Data records
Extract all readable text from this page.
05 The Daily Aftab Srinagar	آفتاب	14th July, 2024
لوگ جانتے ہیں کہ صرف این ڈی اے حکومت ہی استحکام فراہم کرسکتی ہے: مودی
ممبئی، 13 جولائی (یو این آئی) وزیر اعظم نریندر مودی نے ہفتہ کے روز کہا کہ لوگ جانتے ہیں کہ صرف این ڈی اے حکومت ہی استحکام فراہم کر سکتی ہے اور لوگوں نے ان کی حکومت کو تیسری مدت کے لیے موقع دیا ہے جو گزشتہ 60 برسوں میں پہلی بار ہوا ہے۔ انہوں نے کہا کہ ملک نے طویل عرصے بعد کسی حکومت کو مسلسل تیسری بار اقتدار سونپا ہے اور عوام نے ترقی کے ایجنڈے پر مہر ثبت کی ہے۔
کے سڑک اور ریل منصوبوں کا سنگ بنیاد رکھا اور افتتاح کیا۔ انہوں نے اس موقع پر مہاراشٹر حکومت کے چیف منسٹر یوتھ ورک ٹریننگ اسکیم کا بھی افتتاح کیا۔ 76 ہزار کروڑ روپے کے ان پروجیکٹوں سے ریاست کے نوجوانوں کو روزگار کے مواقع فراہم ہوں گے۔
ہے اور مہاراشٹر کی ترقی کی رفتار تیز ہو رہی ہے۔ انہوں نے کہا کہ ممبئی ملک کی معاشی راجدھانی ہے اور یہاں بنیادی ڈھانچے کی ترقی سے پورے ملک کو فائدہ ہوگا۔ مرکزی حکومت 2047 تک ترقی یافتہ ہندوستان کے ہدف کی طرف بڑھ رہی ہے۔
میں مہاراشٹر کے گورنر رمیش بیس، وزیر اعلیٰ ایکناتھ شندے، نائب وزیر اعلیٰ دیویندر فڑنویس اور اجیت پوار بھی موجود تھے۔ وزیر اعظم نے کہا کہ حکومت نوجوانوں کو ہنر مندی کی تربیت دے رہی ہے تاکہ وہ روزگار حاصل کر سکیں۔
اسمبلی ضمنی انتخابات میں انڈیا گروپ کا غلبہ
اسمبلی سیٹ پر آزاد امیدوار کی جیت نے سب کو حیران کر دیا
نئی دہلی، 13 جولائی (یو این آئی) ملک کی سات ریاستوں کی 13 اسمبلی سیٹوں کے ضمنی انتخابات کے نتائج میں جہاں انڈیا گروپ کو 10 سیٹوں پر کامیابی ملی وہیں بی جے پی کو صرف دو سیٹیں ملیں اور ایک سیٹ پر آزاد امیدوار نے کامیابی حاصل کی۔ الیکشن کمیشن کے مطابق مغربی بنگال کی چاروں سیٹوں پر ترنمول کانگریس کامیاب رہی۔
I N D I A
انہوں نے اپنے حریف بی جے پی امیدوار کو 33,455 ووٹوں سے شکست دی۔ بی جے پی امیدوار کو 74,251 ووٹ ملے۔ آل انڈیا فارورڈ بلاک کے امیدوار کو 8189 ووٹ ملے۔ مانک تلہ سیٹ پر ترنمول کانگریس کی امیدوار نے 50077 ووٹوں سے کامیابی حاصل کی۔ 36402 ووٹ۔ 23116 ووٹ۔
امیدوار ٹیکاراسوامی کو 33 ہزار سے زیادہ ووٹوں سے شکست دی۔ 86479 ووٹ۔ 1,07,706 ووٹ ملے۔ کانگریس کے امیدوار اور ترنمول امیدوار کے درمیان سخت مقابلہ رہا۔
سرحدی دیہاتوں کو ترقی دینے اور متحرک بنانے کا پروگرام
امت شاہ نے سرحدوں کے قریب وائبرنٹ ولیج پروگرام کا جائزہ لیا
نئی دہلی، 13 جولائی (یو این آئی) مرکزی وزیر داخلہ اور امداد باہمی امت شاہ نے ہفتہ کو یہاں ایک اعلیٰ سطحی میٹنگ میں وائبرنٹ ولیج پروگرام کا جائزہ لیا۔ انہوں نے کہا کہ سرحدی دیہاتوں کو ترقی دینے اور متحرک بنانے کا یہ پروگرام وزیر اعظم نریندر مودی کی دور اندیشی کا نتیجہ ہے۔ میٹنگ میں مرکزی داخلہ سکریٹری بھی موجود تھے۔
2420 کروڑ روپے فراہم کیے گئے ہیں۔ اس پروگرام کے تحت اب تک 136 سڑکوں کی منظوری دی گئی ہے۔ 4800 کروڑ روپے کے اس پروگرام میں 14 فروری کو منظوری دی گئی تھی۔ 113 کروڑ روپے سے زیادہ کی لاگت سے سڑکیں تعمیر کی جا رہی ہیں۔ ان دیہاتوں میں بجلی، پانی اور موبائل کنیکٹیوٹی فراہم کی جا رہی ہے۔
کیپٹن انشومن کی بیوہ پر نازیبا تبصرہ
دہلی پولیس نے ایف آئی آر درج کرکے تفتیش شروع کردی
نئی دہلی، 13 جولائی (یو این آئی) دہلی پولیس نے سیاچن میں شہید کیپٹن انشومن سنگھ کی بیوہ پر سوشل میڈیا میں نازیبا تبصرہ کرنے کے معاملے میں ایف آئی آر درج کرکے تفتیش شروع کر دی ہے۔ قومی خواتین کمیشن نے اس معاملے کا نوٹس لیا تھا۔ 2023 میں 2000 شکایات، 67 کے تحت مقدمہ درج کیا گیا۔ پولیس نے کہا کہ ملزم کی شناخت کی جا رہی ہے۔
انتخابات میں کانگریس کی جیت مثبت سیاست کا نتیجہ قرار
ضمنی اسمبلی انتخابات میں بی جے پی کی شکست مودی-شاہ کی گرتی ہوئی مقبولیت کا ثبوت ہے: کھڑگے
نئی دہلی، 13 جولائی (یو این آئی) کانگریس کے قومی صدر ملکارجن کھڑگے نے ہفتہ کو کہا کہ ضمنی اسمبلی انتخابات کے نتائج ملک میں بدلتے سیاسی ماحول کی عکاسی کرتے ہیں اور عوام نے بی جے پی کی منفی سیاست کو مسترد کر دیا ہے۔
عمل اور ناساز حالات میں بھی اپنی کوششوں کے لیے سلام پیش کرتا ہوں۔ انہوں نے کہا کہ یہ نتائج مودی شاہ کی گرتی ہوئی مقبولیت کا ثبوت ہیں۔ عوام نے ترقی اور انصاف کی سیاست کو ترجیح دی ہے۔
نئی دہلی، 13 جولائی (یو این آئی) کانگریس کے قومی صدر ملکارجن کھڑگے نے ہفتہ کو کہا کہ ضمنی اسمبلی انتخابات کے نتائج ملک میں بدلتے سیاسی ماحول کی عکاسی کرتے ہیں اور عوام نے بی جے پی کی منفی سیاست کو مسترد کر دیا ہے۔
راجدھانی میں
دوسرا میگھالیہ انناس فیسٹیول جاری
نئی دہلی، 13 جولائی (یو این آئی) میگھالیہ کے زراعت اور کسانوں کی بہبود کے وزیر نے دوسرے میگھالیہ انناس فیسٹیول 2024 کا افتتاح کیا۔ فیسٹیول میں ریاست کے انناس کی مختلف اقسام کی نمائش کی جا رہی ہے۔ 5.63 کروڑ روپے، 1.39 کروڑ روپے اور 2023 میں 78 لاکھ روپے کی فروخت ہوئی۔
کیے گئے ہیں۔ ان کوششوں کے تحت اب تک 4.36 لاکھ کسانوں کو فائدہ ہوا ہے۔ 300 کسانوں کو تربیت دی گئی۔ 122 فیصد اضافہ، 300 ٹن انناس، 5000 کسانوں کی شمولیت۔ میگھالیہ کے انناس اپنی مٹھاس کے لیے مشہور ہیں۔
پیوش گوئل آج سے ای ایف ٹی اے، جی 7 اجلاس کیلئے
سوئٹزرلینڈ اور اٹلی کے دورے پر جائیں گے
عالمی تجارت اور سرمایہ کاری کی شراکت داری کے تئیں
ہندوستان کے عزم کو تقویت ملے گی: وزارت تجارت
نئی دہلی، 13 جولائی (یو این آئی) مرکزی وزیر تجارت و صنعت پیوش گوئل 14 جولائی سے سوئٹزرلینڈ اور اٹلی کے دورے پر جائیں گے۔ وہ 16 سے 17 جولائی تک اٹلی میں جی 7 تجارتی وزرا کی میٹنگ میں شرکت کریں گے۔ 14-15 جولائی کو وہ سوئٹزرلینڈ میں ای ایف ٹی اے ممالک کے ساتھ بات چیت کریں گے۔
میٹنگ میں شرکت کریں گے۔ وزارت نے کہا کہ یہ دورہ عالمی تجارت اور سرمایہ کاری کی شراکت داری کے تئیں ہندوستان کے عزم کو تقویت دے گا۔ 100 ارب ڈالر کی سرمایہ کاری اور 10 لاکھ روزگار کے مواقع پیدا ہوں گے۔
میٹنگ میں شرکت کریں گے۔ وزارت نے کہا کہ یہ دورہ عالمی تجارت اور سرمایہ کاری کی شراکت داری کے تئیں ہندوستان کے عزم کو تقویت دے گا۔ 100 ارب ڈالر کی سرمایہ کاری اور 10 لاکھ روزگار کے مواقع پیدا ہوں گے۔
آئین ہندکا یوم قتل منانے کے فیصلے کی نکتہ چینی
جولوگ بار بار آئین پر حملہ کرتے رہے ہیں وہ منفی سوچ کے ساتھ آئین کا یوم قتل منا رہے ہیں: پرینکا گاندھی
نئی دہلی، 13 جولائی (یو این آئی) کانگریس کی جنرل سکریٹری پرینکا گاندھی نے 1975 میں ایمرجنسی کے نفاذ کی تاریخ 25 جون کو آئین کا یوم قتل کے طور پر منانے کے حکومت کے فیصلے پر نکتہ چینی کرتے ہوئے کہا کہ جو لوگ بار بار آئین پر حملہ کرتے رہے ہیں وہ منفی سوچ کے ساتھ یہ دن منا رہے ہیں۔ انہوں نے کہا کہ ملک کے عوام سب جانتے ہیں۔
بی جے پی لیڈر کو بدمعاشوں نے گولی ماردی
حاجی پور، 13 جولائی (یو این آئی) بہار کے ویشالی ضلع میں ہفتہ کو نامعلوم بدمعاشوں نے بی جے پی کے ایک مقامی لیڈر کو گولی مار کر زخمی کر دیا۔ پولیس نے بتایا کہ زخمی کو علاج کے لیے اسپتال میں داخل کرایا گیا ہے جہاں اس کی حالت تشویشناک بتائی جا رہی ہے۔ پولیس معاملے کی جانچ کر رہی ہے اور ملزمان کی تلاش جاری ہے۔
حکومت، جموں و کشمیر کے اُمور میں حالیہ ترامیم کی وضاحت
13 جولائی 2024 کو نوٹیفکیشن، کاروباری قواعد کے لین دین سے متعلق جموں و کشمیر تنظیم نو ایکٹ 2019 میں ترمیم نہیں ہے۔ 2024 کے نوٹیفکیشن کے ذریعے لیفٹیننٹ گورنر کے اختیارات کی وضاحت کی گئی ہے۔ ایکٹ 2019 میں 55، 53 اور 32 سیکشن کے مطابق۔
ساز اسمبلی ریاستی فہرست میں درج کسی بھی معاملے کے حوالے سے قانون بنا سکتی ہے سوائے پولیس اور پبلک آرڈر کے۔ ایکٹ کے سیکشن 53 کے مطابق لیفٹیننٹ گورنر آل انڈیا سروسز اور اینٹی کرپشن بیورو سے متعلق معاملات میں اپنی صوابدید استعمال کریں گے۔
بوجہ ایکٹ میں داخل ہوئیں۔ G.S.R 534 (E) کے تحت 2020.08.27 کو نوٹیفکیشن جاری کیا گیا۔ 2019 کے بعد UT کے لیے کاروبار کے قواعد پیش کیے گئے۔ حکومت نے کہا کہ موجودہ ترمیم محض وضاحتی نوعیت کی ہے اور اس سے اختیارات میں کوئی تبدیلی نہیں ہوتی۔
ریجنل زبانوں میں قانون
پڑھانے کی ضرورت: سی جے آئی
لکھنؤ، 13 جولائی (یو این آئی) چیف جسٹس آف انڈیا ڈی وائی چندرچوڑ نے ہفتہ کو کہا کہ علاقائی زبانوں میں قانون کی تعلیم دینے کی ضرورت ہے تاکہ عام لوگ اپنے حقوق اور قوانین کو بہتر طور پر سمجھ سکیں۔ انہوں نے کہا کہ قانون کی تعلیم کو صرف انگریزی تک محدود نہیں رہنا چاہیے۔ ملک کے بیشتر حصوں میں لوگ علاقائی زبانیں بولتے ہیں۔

_REQUIREMENTS_: Gather all lines with the string "گاندھی" from the data.

_RESULT FOR THIS TASK_:
جولوگ بار بار آئین پر حملہ کرتے رہے ہیں وہ منفی سوچ کے ساتھ آئین کا یوم قتل منا رہے ہیں: پرینکا گاندھی
نئی دہلی، 13 جولائی (یو این آئی) کانگریس کی جنرل سکریٹری پرینکا گاندھی نے 1975 میں ایمرجنسی کے نفاذ کی تاریخ 25 جون کو آئین کا یوم قتل کے طور پر منانے کے حکومت کے فیصلے پر نکتہ چینی کرتے ہوئے کہا کہ جو لوگ بار بار آئین پر حملہ کرتے رہے ہیں وہ منفی سوچ کے ساتھ یہ دن منا رہے ہیں۔ انہوں نے کہا کہ ملک کے عوام سب جانتے ہیں۔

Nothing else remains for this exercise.